- Supplied text:
1866 Civil Rights Act A descriptive point & some words about the elephant in the room.
VOLOKH at law.ucla.edu
Fri Jun 8 15:49:46 PDT 2007
I appreciate Michael's remarks, but let me quibble a little
about this item:
> What it looks like to me is that we have a more authoritarian
> approach to individual rights and a reaction against equality.
Especially as applied to the Court's interpretation of the Civil
Rights Act of 1866 -- only a part of what Michael was referring to, but
the part that triggered the post -- authoritarianism and equality are
not antitheses. Rather, the Court's interpretation of the Civil Rights
Act of 1866 was pro-equality *and* authoritarian.
Recall that if actually fully followed, the Court's
interpretation would mean that one couldn't discriminate based on race
in choice of roommate, or nanny, or store at which you wanted to shop.

- What to work on:
• a. Answer these questions using the post on the Civil Rights Act of 1866:
(i) What date and time appear on the post?
(ii) What two qualities does the post assign to the Court's interpretation of the Civil Rights Act of 1866?
(iii) If that interpretation were fully followed, in what three choices would racial discrimination be ruled out?
• b. Return the part of the post starting with "Especially as applied" and going on through "pro-equality *and* authoritarian.", copied word for word.

(Bounding box entries)
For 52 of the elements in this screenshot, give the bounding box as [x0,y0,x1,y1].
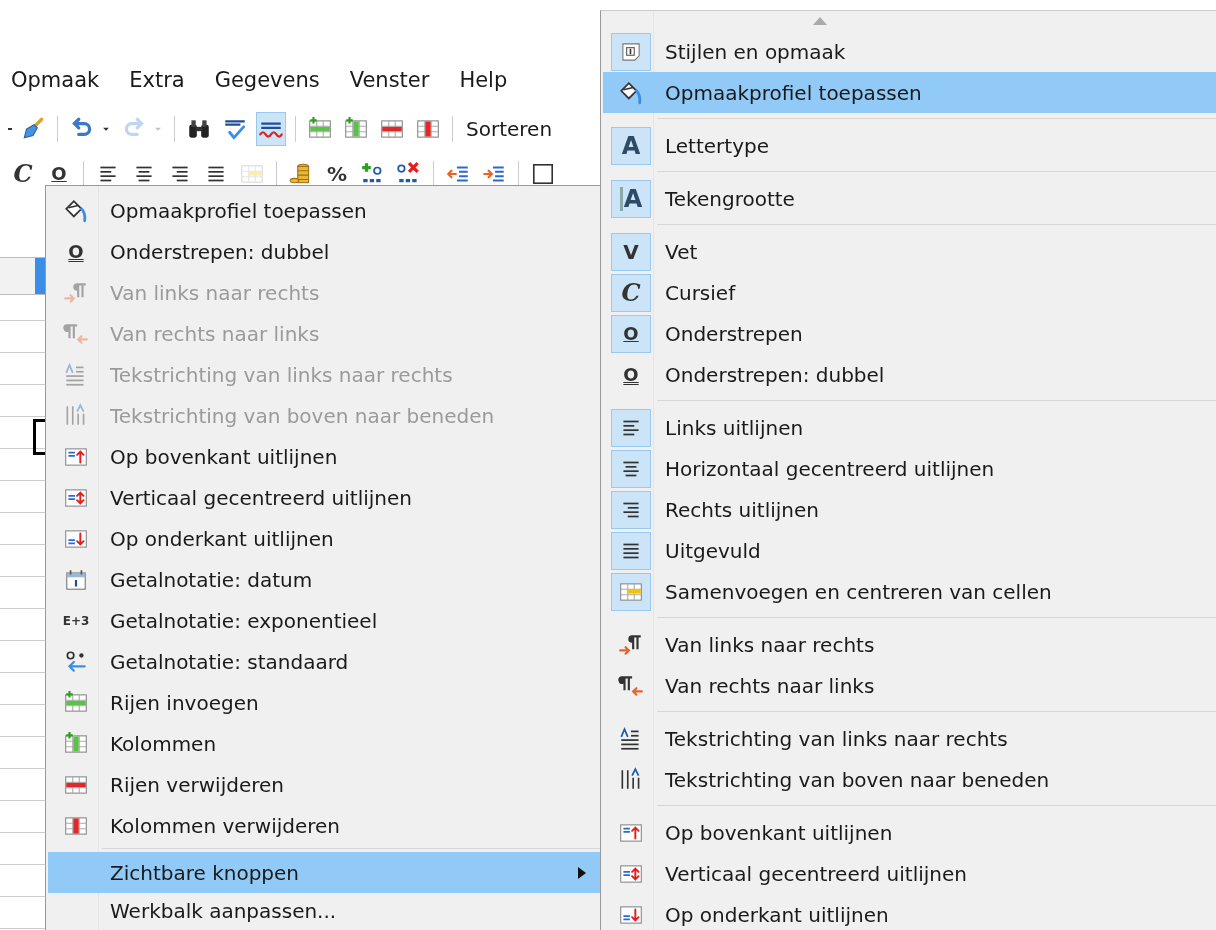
menu-item[interactable]: Verticaal gecentreerd uitlijnen [603,853,1216,894]
menu-item[interactable]: Uitgevuld [603,530,1216,571]
menu-item[interactable]: V Vet [603,231,1216,272]
exponent-icon: E+3 [62,614,90,627]
menu-item[interactable]: O Onderstrepen: dubbel [48,231,603,272]
menu-title[interactable]: Venster [349,64,430,100]
menu-title[interactable]: Extra [129,64,185,100]
menu-item[interactable]: Op onderkant uitlijnen [603,894,1216,930]
menu-item[interactable]: Opmaakprofiel toepassen [48,190,603,231]
menu-item[interactable]: Kolommen verwijderen [48,805,603,846]
menu-item[interactable]: Opmaakprofiel toepassen [603,72,1216,113]
menu-item[interactable]: Kolommen [48,723,603,764]
menu-title[interactable]: Opmaak [11,64,100,100]
menu-item[interactable]: Rechts uitlijnen [603,489,1216,530]
menu-title[interactable]: Gegevens [214,64,320,100]
menu-item[interactable]: Werkbalk aanpassen... [48,893,603,930]
menu-item[interactable]: Op onderkant uitlijnen [48,518,603,559]
menu-item[interactable]: E+3 Getalnotatie: exponentieel [48,600,603,641]
menu-item[interactable]: Stijlen en opmaak [603,31,1216,72]
menu-item[interactable]: A Tekengrootte [603,178,1216,219]
menu-item[interactable]: Horizontaal gecentreerd uitlijnen [603,448,1216,489]
italic-icon: C [621,280,641,305]
sort-button[interactable]: Sorteren [462,117,557,141]
font-icon: A [621,133,641,158]
menu-item[interactable]: Van rechts naar links [603,665,1216,706]
paint-bucket-icon [618,79,644,106]
double-underline-icon: O [623,365,639,384]
paint-bucket-icon [63,197,89,224]
bold-icon: V [623,241,639,262]
menu-item[interactable]: O Onderstrepen [603,313,1216,354]
menu-item[interactable]: Getalnotatie: standaard [48,641,603,682]
menu-item[interactable]: A Lettertype [603,125,1216,166]
underline-icon: O [623,324,639,343]
menu-item[interactable]: Zichtbare knoppen [48,852,603,893]
menu-item[interactable]: O Onderstrepen: dubbel [603,354,1216,395]
autospellcheck-icon[interactable] [256,112,286,146]
menu-item[interactable]: Rijen invoegen [48,682,603,723]
menu-item[interactable]: Op bovenkant uitlijnen [48,436,603,477]
menu-item[interactable]: Op bovenkant uitlijnen [603,812,1216,853]
italic-icon[interactable]: C [8,157,38,191]
menu-title[interactable]: Help [459,64,508,100]
double-underline-icon: O [68,242,84,261]
menu-item[interactable]: Tekstrichting van boven naar beneden [603,759,1216,800]
menu-item[interactable]: Verticaal gecentreerd uitlijnen [48,477,603,518]
menu-item[interactable]: Rijen verwijderen [48,764,603,805]
menu-item[interactable]: C Cursief [603,272,1216,313]
number-format-icon [63,648,89,675]
menu-item[interactable]: Samenvoegen en centreren van cellen [603,571,1216,612]
menu-item[interactable]: Getalnotatie: datum [48,559,603,600]
menu-item[interactable]: Links uitlijnen [603,407,1216,448]
menu-item[interactable]: Van links naar rechts [603,624,1216,665]
menu-item[interactable]: Tekstrichting van links naar rechts [603,718,1216,759]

- Results for the exercise:
• a.
(i) Fri Jun 8 15:49:46 PDT 2007
(ii) Pro-equality and authoritarian
(iii) Choice of roommate, nanny, or store at which you wanted to shop

• b.
Especially as applied to the Court's interpretation of the Civil
Rights Act of 1866 -- only a part of what Michael was referring to, but
the part that triggered the post -- authoritarianism and equality are
not antitheses. Rather, the Court's interpretation of the Civil Rights
Act of 1866 was pro-equality *and* authoritarian.